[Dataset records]
-- BEGIN --

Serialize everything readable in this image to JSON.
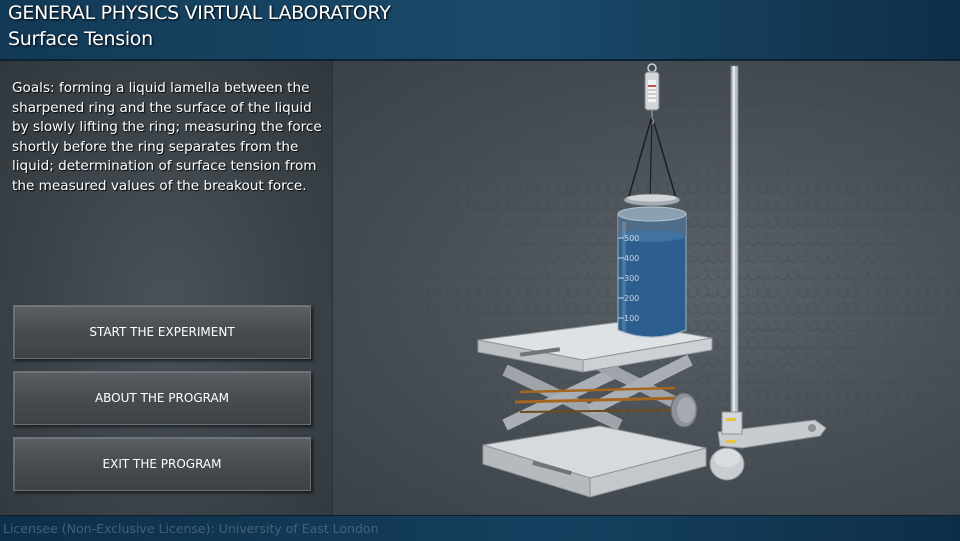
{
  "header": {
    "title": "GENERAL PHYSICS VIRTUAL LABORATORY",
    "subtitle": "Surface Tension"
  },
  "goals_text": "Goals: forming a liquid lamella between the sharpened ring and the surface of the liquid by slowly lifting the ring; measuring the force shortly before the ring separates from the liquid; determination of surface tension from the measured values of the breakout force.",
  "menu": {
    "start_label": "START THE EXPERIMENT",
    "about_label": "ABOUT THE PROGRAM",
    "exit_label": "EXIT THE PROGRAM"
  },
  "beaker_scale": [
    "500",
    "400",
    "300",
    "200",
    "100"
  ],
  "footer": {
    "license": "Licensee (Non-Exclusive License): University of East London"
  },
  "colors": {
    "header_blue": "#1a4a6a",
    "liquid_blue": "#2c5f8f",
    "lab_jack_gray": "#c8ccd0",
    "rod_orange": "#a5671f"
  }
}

-- END --
-- BEGIN --

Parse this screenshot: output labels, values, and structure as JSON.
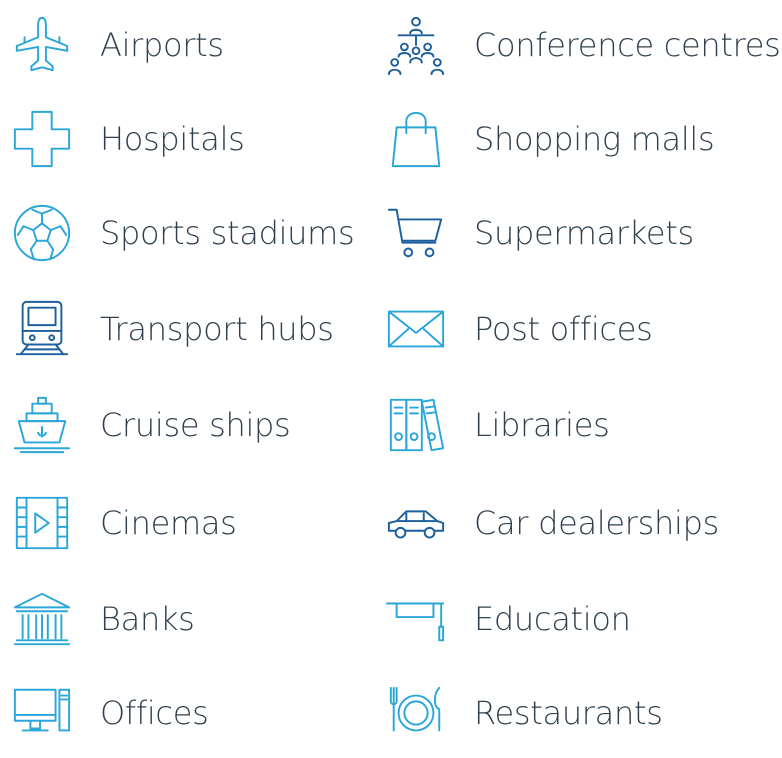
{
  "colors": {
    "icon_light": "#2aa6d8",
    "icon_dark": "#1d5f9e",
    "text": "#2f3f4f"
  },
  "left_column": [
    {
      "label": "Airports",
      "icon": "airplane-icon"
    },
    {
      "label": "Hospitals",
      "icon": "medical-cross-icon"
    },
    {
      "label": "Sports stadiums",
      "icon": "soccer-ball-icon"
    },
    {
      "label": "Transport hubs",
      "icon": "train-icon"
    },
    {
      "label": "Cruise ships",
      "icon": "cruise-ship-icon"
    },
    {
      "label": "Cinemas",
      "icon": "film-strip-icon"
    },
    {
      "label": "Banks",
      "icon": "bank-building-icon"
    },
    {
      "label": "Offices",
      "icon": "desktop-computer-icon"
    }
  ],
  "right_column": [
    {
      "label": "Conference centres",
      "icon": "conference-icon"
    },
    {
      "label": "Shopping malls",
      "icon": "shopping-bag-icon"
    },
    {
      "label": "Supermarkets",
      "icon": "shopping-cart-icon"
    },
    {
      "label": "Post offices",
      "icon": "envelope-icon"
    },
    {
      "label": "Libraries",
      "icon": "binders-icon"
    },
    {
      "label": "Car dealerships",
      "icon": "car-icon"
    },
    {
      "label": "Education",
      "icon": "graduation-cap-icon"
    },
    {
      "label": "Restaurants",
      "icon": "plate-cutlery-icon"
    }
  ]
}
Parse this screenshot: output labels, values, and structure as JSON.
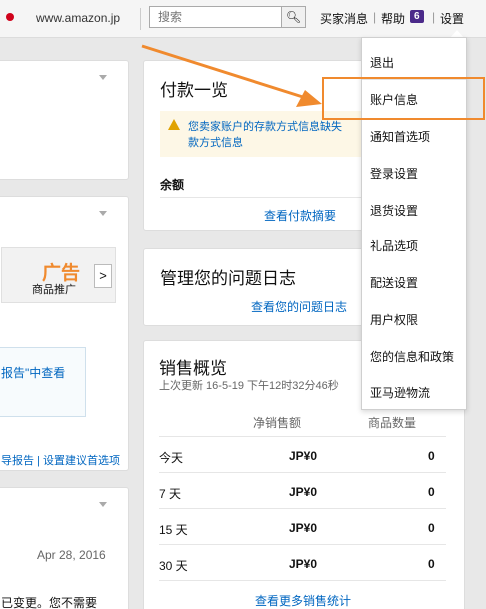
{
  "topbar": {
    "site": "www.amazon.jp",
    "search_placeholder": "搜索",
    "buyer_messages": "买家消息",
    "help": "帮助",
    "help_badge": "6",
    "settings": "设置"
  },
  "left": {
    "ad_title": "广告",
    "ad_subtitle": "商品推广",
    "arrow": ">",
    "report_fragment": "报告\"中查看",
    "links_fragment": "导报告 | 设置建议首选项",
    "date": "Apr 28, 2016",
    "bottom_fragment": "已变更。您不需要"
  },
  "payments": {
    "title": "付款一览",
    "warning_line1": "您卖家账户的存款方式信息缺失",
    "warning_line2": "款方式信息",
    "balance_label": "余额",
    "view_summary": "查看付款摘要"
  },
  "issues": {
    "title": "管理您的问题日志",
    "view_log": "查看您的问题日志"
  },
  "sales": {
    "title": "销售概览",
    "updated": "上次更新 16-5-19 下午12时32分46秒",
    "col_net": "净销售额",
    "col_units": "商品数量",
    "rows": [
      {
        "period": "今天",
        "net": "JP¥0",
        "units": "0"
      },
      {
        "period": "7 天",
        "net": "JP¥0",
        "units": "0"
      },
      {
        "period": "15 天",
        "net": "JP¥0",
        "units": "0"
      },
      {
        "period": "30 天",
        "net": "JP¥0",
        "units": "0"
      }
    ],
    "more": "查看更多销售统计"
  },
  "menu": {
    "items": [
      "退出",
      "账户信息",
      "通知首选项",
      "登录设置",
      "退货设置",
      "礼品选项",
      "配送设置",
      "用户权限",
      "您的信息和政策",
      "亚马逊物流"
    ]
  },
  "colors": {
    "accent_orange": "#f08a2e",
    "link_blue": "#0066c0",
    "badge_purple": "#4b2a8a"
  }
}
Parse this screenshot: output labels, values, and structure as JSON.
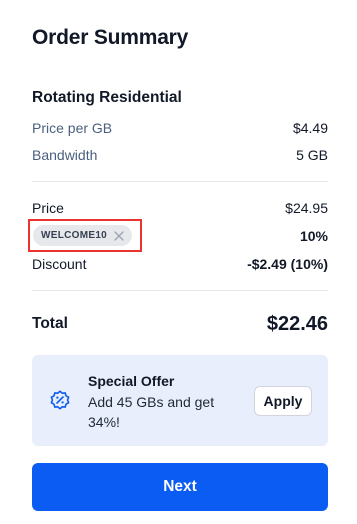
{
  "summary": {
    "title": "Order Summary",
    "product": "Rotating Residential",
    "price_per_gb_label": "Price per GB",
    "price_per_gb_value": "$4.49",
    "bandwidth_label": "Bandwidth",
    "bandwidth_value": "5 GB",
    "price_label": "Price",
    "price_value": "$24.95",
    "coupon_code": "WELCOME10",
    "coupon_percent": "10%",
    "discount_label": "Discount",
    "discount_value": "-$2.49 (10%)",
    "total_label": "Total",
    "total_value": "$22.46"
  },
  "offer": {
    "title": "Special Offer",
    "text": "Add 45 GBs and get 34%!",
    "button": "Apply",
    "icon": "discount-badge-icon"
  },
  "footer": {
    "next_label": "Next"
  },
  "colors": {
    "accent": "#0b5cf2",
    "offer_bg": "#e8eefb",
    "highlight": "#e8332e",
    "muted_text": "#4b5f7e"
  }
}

-- END --

_Set exercise:_
Report how many lines in these entries contain "period". Answer with the number only.

_Response:_
4